Exercise task. Copy every line of the records below that holds the word "Output".

Input records.

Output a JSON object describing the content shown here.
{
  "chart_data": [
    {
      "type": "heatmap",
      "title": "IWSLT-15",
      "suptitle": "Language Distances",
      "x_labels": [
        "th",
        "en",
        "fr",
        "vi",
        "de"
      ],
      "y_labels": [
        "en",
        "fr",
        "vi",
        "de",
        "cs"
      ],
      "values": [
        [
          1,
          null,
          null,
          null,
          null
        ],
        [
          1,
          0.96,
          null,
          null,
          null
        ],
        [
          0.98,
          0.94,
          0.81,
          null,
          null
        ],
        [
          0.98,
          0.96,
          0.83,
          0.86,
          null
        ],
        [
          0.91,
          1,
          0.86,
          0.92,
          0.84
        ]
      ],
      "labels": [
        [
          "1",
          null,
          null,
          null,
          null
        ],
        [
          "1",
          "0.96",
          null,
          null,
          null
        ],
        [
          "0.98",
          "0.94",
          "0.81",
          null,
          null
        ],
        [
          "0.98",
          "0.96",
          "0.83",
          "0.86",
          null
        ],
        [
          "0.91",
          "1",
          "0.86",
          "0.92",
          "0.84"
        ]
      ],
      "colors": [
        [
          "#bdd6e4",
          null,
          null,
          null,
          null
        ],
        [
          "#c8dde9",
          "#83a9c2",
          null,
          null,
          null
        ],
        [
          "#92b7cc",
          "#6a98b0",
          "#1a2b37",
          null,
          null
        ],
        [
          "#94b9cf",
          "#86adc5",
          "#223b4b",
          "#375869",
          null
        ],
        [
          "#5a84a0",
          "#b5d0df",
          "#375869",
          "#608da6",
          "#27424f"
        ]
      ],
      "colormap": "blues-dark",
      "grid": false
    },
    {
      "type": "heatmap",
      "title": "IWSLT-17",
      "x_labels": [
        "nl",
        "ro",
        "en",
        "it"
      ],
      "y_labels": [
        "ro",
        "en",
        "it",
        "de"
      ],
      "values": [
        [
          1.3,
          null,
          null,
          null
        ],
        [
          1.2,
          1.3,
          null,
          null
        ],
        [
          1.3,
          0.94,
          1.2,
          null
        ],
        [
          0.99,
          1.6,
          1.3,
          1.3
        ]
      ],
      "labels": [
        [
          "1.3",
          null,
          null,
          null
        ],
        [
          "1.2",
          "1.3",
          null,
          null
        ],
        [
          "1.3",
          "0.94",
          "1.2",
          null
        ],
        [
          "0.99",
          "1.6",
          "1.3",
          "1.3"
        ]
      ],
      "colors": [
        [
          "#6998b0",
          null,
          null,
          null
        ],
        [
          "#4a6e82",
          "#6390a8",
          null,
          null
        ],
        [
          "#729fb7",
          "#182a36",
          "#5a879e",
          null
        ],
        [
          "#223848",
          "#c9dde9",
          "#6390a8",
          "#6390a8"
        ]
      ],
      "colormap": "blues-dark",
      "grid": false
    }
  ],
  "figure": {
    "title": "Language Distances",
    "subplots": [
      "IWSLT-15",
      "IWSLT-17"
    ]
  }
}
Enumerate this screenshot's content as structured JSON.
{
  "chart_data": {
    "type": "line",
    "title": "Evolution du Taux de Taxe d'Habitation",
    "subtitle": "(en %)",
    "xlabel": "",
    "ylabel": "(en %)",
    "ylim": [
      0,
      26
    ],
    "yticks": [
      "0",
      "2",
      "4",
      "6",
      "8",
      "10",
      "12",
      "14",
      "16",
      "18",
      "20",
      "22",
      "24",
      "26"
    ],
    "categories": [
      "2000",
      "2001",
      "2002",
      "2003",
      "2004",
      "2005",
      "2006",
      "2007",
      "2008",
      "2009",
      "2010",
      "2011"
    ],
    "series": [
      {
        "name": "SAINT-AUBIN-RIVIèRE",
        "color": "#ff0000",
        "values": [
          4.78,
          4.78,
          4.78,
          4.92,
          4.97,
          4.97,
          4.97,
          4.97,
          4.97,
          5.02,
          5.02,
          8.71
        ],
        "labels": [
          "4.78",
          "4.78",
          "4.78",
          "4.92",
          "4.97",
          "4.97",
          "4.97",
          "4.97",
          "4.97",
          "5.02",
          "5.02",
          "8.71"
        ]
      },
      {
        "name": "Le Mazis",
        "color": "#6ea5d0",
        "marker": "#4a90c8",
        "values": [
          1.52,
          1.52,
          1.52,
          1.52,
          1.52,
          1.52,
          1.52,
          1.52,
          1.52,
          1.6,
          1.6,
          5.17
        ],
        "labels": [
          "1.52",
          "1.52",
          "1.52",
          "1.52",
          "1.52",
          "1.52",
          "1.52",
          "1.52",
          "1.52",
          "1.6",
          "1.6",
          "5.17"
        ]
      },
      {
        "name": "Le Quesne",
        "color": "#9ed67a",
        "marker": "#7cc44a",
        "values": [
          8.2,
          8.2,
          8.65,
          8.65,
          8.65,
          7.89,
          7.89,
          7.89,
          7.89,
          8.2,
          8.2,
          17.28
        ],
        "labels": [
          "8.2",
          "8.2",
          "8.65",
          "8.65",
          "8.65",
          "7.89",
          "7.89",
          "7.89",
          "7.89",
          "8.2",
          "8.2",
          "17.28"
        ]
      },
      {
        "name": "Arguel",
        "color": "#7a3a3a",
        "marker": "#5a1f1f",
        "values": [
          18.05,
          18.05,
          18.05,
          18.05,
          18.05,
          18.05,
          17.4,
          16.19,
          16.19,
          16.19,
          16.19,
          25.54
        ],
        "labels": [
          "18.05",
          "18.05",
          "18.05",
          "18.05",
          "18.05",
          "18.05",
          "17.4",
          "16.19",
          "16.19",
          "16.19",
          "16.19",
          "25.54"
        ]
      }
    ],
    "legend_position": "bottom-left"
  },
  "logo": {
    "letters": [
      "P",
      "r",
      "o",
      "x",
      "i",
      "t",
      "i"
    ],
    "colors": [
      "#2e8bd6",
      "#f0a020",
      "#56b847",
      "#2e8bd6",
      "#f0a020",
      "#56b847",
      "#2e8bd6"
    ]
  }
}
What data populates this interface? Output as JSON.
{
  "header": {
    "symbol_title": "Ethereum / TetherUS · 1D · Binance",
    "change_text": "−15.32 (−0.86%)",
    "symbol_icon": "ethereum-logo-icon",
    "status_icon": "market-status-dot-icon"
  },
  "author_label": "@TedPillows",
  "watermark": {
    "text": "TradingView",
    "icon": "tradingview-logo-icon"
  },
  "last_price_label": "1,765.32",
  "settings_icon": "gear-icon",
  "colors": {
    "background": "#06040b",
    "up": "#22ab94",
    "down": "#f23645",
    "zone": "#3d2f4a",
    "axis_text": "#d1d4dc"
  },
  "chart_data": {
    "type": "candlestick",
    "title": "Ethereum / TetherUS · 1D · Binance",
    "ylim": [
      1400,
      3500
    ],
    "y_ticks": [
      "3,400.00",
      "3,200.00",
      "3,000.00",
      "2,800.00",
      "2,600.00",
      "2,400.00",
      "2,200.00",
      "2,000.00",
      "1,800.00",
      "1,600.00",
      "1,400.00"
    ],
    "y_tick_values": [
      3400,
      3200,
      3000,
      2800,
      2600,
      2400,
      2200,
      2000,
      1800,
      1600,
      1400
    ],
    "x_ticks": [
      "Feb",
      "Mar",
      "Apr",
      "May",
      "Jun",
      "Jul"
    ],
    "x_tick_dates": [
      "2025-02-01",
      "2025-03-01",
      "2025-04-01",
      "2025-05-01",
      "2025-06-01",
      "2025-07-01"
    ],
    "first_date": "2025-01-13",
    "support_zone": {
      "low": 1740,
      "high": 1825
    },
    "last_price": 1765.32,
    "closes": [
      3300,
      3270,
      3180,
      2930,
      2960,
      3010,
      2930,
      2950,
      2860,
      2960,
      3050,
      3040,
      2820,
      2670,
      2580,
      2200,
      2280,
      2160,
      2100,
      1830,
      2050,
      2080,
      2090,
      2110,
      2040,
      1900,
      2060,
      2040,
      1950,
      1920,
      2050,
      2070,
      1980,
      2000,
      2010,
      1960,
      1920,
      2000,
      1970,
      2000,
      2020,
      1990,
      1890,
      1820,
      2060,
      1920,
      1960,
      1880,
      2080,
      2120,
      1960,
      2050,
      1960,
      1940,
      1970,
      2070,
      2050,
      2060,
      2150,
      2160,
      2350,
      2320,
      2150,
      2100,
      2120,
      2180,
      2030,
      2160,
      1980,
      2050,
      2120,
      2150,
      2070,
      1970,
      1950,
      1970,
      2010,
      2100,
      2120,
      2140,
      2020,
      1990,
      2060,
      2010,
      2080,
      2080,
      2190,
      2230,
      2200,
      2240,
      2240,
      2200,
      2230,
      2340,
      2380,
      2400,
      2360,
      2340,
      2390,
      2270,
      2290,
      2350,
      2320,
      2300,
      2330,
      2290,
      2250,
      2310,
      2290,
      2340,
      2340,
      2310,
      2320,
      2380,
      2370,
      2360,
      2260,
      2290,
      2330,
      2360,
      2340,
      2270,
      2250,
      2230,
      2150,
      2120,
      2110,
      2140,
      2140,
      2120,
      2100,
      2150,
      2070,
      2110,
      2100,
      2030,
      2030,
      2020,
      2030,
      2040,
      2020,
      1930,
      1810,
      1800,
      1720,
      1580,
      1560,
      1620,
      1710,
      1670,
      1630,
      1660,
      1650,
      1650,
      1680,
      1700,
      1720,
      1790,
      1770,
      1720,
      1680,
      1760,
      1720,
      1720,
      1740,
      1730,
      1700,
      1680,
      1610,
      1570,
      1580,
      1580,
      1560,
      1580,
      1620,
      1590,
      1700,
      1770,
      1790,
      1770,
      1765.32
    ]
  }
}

Response.
Output a JSON object describing the content shown here.
What data populates this interface? Output as JSON.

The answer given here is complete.